### To be done
Count the lines below that include the word "What" and write that number alone.

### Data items
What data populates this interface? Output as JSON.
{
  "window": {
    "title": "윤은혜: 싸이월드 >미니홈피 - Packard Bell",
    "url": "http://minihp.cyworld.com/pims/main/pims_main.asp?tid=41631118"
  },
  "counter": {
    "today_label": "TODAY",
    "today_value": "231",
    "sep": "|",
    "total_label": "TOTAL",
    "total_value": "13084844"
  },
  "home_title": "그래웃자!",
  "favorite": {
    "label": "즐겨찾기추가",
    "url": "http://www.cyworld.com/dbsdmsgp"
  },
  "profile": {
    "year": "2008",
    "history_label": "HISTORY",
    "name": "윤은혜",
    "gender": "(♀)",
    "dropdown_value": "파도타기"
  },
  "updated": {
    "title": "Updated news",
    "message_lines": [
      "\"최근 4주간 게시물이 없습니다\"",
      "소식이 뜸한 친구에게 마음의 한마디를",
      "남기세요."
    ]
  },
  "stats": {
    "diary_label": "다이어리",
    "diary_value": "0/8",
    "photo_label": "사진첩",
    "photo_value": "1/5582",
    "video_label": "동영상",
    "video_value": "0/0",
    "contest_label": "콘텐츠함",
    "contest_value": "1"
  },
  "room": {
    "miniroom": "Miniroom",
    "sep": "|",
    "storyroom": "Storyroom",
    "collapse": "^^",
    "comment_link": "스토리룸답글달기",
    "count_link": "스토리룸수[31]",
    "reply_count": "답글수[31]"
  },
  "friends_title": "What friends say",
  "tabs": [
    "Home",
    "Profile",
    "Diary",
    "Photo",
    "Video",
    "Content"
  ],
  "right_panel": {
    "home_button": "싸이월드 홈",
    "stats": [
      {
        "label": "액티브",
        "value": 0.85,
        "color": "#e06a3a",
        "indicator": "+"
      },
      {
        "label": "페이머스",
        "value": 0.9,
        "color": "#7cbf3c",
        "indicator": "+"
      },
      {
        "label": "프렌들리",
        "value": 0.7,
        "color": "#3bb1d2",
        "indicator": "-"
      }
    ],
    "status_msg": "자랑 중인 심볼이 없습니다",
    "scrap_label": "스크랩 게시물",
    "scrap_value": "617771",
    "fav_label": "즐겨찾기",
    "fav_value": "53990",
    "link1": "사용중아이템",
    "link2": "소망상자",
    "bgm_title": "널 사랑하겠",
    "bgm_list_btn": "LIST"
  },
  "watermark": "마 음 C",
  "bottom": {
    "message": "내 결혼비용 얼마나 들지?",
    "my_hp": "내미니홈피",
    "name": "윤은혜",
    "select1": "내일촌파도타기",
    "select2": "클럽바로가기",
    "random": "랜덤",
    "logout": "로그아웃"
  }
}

...

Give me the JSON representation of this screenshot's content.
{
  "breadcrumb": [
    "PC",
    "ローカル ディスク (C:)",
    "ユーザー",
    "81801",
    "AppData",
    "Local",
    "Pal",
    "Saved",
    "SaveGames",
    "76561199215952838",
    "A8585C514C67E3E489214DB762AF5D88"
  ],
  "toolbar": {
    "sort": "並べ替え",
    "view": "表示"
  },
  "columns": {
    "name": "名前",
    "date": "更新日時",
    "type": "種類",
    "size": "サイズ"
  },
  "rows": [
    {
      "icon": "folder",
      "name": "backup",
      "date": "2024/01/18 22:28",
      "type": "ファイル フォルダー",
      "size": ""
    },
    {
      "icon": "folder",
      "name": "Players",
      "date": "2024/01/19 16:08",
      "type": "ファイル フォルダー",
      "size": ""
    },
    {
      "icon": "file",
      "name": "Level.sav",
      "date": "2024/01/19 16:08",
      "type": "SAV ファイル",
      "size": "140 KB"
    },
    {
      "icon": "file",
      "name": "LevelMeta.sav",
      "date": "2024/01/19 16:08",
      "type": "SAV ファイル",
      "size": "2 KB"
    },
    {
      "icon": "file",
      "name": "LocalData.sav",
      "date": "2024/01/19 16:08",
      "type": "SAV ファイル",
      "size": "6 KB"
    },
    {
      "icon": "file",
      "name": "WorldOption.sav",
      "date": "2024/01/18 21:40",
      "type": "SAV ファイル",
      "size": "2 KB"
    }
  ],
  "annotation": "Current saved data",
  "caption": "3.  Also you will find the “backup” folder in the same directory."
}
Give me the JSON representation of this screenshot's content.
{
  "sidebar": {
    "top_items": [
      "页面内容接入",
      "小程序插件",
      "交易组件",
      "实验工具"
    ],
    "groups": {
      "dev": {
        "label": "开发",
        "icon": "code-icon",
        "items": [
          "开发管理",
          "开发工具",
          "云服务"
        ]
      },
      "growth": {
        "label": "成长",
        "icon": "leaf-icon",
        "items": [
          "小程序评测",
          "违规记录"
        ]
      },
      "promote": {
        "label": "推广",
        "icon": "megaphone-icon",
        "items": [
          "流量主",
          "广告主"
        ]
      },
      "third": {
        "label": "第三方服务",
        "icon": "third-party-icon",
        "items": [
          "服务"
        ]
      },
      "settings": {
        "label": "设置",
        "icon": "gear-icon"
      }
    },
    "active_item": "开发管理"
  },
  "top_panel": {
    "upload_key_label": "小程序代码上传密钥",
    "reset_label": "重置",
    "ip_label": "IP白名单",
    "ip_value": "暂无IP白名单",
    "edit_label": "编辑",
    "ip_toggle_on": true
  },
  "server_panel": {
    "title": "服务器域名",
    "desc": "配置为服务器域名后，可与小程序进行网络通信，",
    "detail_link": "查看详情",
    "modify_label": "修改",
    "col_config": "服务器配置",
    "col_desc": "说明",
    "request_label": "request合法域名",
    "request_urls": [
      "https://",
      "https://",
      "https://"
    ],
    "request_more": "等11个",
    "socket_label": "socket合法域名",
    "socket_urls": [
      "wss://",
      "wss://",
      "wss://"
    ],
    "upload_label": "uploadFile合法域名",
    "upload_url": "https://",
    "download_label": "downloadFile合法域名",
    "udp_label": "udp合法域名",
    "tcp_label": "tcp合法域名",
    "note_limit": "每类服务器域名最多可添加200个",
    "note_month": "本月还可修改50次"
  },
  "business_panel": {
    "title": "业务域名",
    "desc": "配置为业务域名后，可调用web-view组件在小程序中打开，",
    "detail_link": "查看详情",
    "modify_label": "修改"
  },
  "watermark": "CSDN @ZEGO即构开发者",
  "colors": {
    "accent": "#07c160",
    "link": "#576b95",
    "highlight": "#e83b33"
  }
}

### Solution
2